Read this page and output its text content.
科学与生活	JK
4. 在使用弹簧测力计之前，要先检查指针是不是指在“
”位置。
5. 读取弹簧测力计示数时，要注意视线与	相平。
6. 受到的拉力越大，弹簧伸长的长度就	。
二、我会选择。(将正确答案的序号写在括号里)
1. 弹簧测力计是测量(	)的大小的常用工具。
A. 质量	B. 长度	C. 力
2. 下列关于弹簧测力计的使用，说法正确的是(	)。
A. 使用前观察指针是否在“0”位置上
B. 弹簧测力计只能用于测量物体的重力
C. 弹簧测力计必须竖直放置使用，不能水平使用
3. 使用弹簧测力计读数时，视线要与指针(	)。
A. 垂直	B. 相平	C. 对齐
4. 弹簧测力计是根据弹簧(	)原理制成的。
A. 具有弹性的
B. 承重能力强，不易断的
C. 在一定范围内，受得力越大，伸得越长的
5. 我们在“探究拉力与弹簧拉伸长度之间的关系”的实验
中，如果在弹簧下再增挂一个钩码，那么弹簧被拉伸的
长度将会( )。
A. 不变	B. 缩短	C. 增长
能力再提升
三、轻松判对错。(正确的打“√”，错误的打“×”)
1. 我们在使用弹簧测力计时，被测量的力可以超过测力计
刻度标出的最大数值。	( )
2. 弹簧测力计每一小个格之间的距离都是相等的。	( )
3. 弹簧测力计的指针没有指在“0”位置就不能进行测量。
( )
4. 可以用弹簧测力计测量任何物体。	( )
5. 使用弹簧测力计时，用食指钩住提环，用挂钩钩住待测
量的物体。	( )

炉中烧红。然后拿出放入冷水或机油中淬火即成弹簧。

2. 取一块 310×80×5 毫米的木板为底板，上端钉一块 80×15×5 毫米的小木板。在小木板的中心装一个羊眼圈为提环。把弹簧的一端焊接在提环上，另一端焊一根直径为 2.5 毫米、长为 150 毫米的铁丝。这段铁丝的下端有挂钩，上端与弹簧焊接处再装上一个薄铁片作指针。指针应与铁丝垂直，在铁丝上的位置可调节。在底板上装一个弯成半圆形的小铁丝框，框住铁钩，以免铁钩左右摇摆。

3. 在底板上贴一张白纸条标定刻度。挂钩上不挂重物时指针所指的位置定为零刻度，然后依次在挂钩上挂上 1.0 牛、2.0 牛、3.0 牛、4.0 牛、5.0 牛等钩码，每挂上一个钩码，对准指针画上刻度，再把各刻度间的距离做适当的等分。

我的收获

### DESCRIPTION OF THE TASK
Output the entries verbatim.

### CORRECT OUTPUT
Read this page and output its text content.
科学与生活	JK
4. 在使用弹簧测力计之前，要先检查指针是不是指在“
”位置。
5. 读取弹簧测力计示数时，要注意视线与	相平。
6. 受到的拉力越大，弹簧伸长的长度就	。
二、我会选择。(将正确答案的序号写在括号里)
1. 弹簧测力计是测量(	)的大小的常用工具。
A. 质量	B. 长度	C. 力
2. 下列关于弹簧测力计的使用，说法正确的是(	)。
A. 使用前观察指针是否在“0”位置上
B. 弹簧测力计只能用于测量物体的重力
C. 弹簧测力计必须竖直放置使用，不能水平使用
3. 使用弹簧测力计读数时，视线要与指针(	)。
A. 垂直	B. 相平	C. 对齐
4. 弹簧测力计是根据弹簧(	)原理制成的。
A. 具有弹性的
B. 承重能力强，不易断的
C. 在一定范围内，受得力越大，伸得越长的
5. 我们在“探究拉力与弹簧拉伸长度之间的关系”的实验
中，如果在弹簧下再增挂一个钩码，那么弹簧被拉伸的
长度将会( )。
A. 不变	B. 缩短	C. 增长
能力再提升
三、轻松判对错。(正确的打“√”，错误的打“×”)
1. 我们在使用弹簧测力计时，被测量的力可以超过测力计
刻度标出的最大数值。	( )
2. 弹簧测力计每一小个格之间的距离都是相等的。	( )
3. 弹簧测力计的指针没有指在“0”位置就不能进行测量。
( )
4. 可以用弹簧测力计测量任何物体。	( )
5. 使用弹簧测力计时，用食指钩住提环，用挂钩钩住待测
量的物体。	( )

炉中烧红。然后拿出放入冷水或机油中淬火即成弹簧。

2. 取一块 310×80×5 毫米的木板为底板，上端钉一块 80×15×5 毫米的小木板。在小木板的中心装一个羊眼圈为提环。把弹簧的一端焊接在提环上，另一端焊一根直径为 2.5 毫米、长为 150 毫米的铁丝。这段铁丝的下端有挂钩，上端与弹簧焊接处再装上一个薄铁片作指针。指针应与铁丝垂直，在铁丝上的位置可调节。在底板上装一个弯成半圆形的小铁丝框，框住铁钩，以免铁钩左右摇摆。

3. 在底板上贴一张白纸条标定刻度。挂钩上不挂重物时指针所指的位置定为零刻度，然后依次在挂钩上挂上 1.0 牛、2.0 牛、3.0 牛、4.0 牛、5.0 牛等钩码，每挂上一个钩码，对准指针画上刻度，再把各刻度间的距离做适当的等分。

我的收获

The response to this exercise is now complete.